## Begin Material for the task

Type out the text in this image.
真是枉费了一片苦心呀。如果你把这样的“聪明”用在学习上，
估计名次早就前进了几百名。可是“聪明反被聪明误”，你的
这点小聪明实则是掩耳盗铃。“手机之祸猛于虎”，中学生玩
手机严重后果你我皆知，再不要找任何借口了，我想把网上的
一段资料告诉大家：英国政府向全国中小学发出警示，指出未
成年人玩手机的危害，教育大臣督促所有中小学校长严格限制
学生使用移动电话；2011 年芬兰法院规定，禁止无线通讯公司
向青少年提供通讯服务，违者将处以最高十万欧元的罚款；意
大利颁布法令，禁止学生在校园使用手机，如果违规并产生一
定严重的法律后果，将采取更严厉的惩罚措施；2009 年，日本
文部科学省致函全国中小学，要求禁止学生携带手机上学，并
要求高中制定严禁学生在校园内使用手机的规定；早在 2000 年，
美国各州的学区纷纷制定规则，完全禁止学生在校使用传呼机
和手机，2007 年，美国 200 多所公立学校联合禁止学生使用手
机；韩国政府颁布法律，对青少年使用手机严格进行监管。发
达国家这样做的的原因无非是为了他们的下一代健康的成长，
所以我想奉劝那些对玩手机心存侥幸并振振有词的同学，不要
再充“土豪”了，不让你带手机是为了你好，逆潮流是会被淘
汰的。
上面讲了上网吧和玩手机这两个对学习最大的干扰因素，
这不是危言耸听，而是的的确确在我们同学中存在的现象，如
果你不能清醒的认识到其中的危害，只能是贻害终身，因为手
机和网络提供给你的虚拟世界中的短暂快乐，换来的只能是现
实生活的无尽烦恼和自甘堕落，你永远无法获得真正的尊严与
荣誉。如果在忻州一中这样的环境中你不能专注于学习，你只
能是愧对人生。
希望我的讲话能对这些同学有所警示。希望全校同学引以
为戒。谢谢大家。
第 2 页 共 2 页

## End Material for the task

**What this task involves:** Each line of the listing should be copied exactly.

**Complete answer:**
Type out the text in this image.
真是枉费了一片苦心呀。如果你把这样的“聪明”用在学习上，
估计名次早就前进了几百名。可是“聪明反被聪明误”，你的
这点小聪明实则是掩耳盗铃。“手机之祸猛于虎”，中学生玩
手机严重后果你我皆知，再不要找任何借口了，我想把网上的
一段资料告诉大家：英国政府向全国中小学发出警示，指出未
成年人玩手机的危害，教育大臣督促所有中小学校长严格限制
学生使用移动电话；2011 年芬兰法院规定，禁止无线通讯公司
向青少年提供通讯服务，违者将处以最高十万欧元的罚款；意
大利颁布法令，禁止学生在校园使用手机，如果违规并产生一
定严重的法律后果，将采取更严厉的惩罚措施；2009 年，日本
文部科学省致函全国中小学，要求禁止学生携带手机上学，并
要求高中制定严禁学生在校园内使用手机的规定；早在 2000 年，
美国各州的学区纷纷制定规则，完全禁止学生在校使用传呼机
和手机，2007 年，美国 200 多所公立学校联合禁止学生使用手
机；韩国政府颁布法律，对青少年使用手机严格进行监管。发
达国家这样做的的原因无非是为了他们的下一代健康的成长，
所以我想奉劝那些对玩手机心存侥幸并振振有词的同学，不要
再充“土豪”了，不让你带手机是为了你好，逆潮流是会被淘
汰的。
上面讲了上网吧和玩手机这两个对学习最大的干扰因素，
这不是危言耸听，而是的的确确在我们同学中存在的现象，如
果你不能清醒的认识到其中的危害，只能是贻害终身，因为手
机和网络提供给你的虚拟世界中的短暂快乐，换来的只能是现
实生活的无尽烦恼和自甘堕落，你永远无法获得真正的尊严与
荣誉。如果在忻州一中这样的环境中你不能专注于学习，你只
能是愧对人生。
希望我的讲话能对这些同学有所警示。希望全校同学引以
为戒。谢谢大家。
第 2 页 共 2 页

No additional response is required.